Data extracted from a collection
==============================
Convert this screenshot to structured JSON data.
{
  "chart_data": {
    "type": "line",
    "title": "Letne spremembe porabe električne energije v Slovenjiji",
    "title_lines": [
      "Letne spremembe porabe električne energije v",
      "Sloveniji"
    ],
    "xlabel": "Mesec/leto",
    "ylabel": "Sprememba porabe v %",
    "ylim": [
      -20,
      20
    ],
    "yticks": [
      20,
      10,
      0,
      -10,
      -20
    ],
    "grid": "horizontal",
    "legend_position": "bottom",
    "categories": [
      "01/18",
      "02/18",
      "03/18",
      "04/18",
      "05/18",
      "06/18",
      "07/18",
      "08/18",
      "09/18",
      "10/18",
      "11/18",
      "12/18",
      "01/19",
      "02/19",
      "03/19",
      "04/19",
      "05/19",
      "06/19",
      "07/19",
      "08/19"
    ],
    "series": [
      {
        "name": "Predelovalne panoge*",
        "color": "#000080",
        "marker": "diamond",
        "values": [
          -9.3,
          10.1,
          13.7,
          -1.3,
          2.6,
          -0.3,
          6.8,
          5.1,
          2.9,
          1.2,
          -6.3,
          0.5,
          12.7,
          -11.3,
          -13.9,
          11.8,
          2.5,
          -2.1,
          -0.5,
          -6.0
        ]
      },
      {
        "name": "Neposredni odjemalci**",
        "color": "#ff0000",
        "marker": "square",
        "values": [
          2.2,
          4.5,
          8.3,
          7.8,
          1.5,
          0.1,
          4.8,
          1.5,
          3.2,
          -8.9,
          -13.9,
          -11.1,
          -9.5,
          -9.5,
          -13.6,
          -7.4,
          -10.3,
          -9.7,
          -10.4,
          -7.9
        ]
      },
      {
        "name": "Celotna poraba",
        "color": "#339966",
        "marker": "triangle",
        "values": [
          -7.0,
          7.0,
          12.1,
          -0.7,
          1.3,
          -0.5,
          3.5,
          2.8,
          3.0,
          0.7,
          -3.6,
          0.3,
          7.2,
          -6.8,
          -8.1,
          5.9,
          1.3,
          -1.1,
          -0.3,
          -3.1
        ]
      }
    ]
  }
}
==============================
Type the whole listing again, unaltered.

[REPLY]:
Convert this screenshot to structured JSON data.
{
  "chart_data": {
    "type": "line",
    "title": "Letne spremembe porabe električne energije v Slovenjiji",
    "title_lines": [
      "Letne spremembe porabe električne energije v",
      "Sloveniji"
    ],
    "xlabel": "Mesec/leto",
    "ylabel": "Sprememba porabe v %",
    "ylim": [
      -20,
      20
    ],
    "yticks": [
      20,
      10,
      0,
      -10,
      -20
    ],
    "grid": "horizontal",
    "legend_position": "bottom",
    "categories": [
      "01/18",
      "02/18",
      "03/18",
      "04/18",
      "05/18",
      "06/18",
      "07/18",
      "08/18",
      "09/18",
      "10/18",
      "11/18",
      "12/18",
      "01/19",
      "02/19",
      "03/19",
      "04/19",
      "05/19",
      "06/19",
      "07/19",
      "08/19"
    ],
    "series": [
      {
        "name": "Predelovalne panoge*",
        "color": "#000080",
        "marker": "diamond",
        "values": [
          -9.3,
          10.1,
          13.7,
          -1.3,
          2.6,
          -0.3,
          6.8,
          5.1,
          2.9,
          1.2,
          -6.3,
          0.5,
          12.7,
          -11.3,
          -13.9,
          11.8,
          2.5,
          -2.1,
          -0.5,
          -6.0
        ]
      },
      {
        "name": "Neposredni odjemalci**",
        "color": "#ff0000",
        "marker": "square",
        "values": [
          2.2,
          4.5,
          8.3,
          7.8,
          1.5,
          0.1,
          4.8,
          1.5,
          3.2,
          -8.9,
          -13.9,
          -11.1,
          -9.5,
          -9.5,
          -13.6,
          -7.4,
          -10.3,
          -9.7,
          -10.4,
          -7.9
        ]
      },
      {
        "name": "Celotna poraba",
        "color": "#339966",
        "marker": "triangle",
        "values": [
          -7.0,
          7.0,
          12.1,
          -0.7,
          1.3,
          -0.5,
          3.5,
          2.8,
          3.0,
          0.7,
          -3.6,
          0.3,
          7.2,
          -6.8,
          -8.1,
          5.9,
          1.3,
          -1.1,
          -0.3,
          -3.1
        ]
      }
    ]
  }
}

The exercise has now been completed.